§ **SET EXERCISE**
For the material that follows, list every line containing the word "filled".

(Figure data in JSON)

· · · · · · ·

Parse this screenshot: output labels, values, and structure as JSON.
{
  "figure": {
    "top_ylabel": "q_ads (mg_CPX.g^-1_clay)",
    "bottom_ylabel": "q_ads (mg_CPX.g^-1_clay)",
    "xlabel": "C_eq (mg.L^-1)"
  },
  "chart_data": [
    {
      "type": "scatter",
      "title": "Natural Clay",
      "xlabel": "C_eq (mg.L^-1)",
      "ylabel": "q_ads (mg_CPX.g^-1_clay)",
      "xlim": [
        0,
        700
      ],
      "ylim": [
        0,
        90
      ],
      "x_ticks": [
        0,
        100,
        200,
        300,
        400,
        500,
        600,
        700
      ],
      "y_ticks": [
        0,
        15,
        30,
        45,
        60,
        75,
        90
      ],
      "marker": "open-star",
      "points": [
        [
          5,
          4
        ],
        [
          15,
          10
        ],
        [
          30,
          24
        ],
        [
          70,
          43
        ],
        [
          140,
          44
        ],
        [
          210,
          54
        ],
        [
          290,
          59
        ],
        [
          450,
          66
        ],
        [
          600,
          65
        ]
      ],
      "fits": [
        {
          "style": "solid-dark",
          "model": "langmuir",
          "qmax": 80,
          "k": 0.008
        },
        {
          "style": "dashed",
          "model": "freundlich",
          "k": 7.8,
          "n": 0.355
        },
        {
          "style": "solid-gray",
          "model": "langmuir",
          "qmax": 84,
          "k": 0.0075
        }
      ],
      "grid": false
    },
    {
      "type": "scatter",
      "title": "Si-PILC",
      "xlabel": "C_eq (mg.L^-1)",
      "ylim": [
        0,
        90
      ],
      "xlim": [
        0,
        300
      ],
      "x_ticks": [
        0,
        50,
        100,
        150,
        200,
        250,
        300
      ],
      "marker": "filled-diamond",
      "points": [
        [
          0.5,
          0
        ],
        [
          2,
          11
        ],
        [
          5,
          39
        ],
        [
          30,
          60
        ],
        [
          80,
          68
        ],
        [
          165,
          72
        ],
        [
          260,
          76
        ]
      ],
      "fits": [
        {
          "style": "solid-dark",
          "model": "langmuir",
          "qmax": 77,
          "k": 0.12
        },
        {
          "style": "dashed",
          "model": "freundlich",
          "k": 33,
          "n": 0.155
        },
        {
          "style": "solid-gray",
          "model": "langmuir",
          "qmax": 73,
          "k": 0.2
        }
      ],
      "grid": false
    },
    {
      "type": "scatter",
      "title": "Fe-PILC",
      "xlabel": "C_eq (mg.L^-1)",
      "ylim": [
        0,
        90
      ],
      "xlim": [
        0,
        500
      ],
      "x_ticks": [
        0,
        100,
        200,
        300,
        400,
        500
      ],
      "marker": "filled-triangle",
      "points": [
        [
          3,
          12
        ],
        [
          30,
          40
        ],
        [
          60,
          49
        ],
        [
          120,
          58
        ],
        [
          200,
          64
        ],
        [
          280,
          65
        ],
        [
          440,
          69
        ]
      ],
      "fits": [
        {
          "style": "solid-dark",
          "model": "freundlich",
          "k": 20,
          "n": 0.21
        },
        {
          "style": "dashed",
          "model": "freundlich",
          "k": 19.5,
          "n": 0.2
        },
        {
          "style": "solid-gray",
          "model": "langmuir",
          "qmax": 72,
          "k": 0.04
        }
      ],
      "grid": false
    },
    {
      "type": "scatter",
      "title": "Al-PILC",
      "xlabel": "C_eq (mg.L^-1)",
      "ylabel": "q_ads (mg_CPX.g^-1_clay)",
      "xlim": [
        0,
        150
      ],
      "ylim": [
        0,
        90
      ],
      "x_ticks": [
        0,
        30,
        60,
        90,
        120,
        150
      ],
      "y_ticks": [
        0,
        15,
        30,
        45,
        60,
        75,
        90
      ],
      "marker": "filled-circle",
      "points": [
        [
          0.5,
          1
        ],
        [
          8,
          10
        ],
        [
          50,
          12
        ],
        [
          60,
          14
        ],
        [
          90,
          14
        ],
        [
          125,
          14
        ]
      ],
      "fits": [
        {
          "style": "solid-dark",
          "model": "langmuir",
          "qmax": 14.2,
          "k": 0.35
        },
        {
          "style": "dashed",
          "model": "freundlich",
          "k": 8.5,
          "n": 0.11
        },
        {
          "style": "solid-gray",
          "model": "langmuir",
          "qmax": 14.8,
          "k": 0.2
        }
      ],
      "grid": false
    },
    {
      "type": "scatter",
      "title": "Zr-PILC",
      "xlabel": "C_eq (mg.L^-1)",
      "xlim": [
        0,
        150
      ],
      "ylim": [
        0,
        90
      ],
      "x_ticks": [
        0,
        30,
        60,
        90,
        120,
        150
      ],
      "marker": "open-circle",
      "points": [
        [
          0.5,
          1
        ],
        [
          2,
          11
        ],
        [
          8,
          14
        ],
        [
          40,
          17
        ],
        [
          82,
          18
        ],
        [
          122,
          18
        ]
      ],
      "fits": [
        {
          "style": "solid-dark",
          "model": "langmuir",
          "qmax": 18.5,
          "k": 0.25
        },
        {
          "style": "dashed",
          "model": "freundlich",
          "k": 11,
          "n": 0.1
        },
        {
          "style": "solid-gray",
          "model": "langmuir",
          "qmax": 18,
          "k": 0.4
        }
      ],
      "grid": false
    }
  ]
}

· · · · · · ·

§ **RESPONSE FOR THIS EXERCISE**
      "marker": "filled-diamond",
      "marker": "filled-triangle",
      "marker": "filled-circle",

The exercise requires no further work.